RAW RECORDS start
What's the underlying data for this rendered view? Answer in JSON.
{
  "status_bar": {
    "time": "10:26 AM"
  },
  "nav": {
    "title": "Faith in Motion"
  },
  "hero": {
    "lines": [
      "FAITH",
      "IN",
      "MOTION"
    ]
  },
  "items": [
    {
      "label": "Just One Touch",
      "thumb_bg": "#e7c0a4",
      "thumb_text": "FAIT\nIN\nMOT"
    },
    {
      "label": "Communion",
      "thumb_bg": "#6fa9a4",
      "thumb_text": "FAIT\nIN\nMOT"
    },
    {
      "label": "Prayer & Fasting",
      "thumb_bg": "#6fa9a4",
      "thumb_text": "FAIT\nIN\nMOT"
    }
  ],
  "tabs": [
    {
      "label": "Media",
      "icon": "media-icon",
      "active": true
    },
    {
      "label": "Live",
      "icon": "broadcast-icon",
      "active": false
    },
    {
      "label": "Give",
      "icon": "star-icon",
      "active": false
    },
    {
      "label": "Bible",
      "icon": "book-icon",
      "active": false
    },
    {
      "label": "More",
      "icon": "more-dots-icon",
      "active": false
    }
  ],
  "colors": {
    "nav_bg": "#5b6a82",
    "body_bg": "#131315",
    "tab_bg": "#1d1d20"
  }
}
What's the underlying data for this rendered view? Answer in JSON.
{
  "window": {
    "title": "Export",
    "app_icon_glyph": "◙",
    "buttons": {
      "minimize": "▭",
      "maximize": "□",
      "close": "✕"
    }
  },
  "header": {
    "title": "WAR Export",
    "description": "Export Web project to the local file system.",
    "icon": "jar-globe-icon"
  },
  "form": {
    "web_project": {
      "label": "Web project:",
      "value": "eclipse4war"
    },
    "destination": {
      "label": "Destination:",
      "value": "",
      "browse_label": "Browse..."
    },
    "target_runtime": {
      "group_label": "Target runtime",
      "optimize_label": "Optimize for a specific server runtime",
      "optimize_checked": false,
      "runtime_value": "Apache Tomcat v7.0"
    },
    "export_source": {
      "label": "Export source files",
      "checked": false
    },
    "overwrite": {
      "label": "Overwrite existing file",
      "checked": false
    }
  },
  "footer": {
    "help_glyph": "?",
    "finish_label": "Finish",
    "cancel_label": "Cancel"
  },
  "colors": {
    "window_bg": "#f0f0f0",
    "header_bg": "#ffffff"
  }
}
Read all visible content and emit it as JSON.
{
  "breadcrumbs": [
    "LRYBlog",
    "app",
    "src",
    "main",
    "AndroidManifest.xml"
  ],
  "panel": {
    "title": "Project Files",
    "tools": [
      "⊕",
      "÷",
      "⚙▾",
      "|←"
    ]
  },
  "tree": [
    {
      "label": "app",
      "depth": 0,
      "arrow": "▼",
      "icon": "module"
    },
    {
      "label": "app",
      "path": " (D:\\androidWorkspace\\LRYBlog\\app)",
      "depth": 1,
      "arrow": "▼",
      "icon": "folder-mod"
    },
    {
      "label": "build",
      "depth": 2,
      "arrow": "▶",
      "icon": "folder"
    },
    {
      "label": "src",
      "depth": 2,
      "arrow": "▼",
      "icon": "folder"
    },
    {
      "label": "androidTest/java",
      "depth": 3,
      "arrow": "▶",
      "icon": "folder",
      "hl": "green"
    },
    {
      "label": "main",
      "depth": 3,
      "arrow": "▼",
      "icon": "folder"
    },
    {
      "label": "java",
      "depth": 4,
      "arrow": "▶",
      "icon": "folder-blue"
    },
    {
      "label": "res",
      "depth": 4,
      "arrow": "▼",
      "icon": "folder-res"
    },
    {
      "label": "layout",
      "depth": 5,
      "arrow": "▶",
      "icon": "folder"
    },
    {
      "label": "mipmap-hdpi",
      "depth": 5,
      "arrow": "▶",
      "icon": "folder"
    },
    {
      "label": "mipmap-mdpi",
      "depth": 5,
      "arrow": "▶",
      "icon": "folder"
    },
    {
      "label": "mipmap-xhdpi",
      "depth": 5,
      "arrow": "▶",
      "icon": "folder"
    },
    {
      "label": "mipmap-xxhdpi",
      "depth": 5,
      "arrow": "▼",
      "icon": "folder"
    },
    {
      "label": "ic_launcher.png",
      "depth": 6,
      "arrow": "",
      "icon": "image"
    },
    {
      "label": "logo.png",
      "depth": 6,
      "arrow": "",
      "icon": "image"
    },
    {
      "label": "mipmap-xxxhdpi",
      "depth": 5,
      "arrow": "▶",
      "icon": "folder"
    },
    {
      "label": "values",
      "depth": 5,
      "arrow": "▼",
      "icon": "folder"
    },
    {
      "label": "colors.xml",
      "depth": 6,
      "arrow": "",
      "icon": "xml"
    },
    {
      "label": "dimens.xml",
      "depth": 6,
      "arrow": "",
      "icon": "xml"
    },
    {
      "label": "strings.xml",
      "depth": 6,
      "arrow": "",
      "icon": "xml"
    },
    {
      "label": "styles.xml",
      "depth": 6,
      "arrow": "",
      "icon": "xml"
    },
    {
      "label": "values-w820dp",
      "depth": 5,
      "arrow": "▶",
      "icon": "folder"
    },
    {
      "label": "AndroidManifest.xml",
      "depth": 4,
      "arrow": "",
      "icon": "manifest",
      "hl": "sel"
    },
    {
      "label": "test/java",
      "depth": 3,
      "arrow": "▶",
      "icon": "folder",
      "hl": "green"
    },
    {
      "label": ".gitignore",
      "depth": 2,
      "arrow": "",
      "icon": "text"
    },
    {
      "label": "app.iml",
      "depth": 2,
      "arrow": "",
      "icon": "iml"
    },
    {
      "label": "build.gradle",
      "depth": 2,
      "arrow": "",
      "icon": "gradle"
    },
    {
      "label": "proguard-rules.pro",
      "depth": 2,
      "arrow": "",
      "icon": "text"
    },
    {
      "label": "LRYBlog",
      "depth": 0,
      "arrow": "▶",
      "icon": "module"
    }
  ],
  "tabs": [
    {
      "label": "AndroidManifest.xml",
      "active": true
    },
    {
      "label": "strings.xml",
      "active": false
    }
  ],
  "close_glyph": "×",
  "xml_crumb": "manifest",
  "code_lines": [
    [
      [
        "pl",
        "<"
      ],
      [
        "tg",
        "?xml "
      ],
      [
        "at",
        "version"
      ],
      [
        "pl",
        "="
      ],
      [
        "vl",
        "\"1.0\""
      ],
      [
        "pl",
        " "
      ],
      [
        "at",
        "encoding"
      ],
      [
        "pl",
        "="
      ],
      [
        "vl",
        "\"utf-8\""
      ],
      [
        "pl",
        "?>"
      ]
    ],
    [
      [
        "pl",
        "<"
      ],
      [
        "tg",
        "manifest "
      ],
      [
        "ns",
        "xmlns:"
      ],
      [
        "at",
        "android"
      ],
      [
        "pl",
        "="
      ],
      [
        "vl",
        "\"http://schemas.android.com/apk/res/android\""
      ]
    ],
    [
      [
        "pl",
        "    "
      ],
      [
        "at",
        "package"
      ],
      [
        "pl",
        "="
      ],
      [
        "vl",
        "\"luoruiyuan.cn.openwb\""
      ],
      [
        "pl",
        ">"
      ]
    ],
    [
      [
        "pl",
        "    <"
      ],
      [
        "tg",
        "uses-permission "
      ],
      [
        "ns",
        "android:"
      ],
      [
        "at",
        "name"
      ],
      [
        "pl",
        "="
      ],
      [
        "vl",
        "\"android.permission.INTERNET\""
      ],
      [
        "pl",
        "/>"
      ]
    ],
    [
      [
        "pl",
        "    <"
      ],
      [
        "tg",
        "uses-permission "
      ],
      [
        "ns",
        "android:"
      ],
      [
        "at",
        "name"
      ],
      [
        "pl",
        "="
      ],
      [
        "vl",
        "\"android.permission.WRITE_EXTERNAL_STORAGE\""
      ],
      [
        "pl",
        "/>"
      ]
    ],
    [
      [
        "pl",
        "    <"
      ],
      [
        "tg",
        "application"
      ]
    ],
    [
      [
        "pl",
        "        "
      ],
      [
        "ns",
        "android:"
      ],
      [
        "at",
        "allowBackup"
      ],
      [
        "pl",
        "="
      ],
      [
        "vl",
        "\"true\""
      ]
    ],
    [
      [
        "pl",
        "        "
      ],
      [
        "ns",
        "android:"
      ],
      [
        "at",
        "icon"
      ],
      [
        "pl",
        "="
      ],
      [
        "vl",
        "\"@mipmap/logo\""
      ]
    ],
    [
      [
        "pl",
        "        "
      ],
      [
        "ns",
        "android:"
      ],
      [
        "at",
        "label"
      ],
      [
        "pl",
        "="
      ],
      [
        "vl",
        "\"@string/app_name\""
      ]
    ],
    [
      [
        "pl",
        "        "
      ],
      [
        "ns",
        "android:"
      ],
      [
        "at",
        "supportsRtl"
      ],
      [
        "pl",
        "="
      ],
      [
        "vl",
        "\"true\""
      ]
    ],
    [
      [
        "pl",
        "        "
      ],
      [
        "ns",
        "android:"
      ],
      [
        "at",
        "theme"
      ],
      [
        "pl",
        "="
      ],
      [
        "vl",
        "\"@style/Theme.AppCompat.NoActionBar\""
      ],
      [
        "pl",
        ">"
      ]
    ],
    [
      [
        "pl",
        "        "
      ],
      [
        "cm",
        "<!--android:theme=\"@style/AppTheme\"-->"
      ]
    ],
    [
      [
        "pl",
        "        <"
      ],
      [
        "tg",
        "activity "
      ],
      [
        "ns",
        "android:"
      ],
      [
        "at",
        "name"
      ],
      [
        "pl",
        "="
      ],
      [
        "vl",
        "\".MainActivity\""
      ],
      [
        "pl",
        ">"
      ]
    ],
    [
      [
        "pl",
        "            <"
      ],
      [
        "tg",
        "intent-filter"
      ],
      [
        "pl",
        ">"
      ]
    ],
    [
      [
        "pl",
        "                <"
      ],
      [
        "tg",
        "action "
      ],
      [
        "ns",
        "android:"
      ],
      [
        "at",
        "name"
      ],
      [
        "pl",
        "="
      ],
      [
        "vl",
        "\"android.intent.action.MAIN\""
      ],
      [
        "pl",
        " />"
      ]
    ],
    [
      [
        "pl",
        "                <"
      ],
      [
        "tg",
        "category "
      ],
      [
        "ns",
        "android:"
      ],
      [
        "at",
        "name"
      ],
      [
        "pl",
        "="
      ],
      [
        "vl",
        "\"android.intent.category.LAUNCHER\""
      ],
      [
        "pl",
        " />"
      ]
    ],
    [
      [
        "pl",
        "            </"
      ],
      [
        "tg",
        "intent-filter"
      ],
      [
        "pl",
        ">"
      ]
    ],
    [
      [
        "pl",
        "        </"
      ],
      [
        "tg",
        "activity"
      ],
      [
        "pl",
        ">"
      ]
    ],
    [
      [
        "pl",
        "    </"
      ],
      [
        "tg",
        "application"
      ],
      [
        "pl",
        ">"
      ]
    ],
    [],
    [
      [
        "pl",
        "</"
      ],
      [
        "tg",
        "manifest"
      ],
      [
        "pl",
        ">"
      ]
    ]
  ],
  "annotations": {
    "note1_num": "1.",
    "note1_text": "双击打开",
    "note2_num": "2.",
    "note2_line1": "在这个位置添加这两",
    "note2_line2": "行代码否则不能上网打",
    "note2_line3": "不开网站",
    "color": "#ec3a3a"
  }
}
RAW RECORDS end
Select the lines from the entries that include the word "java".

      "label": "androidTest/java",
      "label": "java",
      "label": "test/java",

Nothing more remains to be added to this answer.